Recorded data
________
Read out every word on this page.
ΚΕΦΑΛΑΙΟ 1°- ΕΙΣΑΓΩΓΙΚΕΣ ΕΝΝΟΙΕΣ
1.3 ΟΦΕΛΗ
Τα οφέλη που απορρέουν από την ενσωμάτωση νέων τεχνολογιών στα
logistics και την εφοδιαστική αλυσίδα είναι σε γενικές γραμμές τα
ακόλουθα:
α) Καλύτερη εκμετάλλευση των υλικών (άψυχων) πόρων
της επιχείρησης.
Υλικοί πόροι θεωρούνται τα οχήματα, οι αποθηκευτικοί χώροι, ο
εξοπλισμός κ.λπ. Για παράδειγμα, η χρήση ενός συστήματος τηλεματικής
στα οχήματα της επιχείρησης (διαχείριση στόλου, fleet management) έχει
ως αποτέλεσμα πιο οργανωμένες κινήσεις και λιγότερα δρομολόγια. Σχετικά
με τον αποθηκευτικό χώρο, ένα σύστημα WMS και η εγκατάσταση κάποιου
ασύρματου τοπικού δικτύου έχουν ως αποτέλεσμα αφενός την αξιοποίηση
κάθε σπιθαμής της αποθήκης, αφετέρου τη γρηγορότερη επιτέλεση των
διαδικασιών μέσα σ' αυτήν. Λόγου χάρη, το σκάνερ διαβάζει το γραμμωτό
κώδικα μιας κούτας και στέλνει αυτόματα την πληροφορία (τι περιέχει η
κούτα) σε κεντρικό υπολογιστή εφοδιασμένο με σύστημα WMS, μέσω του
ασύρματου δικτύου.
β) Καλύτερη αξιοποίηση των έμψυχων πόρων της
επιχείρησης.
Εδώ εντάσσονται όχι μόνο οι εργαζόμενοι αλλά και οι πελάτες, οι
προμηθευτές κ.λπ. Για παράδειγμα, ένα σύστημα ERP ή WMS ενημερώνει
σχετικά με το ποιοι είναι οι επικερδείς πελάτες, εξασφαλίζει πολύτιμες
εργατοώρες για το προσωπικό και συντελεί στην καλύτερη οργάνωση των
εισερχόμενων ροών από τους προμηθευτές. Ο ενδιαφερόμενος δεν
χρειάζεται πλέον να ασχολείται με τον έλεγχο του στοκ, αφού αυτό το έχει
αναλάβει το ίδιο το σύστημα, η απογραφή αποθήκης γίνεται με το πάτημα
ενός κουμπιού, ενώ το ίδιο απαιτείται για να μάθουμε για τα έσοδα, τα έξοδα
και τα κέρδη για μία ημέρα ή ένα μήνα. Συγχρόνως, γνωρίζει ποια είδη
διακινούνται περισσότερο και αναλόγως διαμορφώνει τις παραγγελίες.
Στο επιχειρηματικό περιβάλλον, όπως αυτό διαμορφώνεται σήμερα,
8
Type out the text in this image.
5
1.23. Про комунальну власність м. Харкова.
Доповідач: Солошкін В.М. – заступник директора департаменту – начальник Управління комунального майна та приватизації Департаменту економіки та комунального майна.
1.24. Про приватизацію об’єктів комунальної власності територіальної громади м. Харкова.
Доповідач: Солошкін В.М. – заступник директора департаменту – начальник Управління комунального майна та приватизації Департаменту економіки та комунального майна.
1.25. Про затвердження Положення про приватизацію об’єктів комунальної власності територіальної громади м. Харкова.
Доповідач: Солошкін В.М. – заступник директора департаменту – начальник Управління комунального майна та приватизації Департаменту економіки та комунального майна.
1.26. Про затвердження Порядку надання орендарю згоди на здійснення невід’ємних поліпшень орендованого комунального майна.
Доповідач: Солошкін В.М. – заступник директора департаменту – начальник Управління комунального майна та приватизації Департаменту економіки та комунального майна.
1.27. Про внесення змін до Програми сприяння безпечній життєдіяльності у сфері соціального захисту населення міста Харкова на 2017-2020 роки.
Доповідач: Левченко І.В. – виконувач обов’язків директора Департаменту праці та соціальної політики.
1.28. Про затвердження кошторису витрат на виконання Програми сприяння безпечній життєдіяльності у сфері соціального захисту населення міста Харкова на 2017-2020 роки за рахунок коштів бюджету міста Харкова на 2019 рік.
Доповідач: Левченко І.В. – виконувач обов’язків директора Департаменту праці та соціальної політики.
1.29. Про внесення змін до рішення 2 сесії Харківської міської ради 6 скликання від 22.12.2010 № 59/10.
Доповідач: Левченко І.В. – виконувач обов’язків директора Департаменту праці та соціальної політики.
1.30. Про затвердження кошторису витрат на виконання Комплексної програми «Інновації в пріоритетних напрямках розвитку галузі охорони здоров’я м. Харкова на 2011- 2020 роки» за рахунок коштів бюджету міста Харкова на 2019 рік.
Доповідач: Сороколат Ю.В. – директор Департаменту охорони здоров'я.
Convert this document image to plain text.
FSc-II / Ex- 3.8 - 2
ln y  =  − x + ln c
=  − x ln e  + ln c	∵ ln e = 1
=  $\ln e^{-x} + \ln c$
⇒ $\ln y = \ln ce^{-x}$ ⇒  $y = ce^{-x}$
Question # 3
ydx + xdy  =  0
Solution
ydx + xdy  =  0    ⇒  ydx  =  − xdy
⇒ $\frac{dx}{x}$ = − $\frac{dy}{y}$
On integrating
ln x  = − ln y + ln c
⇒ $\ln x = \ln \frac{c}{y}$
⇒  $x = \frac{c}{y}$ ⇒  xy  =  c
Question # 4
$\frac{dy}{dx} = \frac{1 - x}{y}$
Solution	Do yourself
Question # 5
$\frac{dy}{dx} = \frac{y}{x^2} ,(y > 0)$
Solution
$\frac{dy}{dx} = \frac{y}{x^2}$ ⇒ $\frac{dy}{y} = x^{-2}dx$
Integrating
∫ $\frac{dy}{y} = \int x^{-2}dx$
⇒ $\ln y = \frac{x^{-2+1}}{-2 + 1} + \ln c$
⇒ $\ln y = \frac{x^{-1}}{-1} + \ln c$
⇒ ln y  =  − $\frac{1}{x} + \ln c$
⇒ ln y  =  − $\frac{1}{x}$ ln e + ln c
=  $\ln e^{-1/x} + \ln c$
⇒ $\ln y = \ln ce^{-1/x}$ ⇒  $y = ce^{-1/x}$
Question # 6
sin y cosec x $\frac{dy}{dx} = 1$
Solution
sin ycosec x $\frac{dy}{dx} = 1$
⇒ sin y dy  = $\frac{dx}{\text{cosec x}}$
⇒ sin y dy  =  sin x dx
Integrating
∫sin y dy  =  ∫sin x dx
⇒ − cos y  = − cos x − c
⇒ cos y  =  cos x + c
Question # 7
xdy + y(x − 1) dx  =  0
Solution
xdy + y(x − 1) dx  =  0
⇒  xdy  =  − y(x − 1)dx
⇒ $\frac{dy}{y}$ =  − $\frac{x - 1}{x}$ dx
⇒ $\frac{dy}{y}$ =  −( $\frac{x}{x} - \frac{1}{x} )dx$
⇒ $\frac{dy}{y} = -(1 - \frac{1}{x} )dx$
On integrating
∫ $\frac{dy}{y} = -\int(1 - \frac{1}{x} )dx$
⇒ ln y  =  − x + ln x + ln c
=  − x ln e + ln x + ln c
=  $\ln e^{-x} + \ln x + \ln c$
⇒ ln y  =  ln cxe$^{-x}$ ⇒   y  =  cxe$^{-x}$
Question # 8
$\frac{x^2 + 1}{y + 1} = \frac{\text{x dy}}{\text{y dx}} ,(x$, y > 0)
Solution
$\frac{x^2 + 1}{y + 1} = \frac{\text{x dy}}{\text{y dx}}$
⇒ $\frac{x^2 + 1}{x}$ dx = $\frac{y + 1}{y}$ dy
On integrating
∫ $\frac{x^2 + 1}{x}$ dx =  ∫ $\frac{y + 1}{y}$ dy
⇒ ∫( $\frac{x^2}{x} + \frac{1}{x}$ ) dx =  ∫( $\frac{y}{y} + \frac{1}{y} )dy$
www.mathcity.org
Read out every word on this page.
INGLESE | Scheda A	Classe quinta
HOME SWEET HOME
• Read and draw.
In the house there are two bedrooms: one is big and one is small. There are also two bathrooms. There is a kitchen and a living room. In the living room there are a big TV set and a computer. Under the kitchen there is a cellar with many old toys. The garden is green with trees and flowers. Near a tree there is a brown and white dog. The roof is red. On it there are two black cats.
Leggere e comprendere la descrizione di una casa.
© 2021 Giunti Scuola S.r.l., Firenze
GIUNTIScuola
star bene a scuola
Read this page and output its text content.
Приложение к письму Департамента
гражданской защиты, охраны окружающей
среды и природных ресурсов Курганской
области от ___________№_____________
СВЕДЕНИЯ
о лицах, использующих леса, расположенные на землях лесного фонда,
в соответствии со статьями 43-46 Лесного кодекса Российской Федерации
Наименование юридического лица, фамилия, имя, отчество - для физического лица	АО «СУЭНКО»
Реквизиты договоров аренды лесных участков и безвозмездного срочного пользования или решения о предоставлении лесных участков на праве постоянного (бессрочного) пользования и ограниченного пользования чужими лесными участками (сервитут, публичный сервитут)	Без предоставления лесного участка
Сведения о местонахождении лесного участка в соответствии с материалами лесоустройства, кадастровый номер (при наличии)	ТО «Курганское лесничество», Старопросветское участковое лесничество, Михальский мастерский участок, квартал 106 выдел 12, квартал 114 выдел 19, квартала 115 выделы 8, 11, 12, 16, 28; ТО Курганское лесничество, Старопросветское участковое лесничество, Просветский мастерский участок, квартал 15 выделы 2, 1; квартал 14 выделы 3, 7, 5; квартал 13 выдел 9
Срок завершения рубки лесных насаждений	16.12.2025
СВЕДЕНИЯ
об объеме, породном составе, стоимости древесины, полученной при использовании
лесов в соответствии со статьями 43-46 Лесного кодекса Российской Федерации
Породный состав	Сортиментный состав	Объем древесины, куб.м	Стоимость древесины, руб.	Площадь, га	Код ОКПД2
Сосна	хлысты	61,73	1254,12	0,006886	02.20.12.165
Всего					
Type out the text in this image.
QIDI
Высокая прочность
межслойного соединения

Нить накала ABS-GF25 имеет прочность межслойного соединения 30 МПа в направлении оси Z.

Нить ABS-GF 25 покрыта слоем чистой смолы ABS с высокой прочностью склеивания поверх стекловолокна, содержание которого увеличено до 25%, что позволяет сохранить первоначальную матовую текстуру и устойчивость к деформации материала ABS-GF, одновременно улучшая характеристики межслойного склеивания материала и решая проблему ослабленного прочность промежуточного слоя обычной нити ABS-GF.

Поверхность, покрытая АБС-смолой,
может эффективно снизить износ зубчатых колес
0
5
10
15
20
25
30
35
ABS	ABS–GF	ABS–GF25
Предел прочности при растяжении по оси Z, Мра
________
_Task instructions_.
Search the data above for the string "охорони" and return every line that has it.

_Solution to this task_.
1.30. Про затвердження кошторису витрат на виконання Комплексної програми «Інновації в пріоритетних напрямках розвитку галузі охорони здоров’я м. Харкова на 2011- 2020 роки» за рахунок коштів бюджету міста Харкова на 2019 рік.
Доповідач: Сороколат Ю.В. – директор Департаменту охорони здоров'я.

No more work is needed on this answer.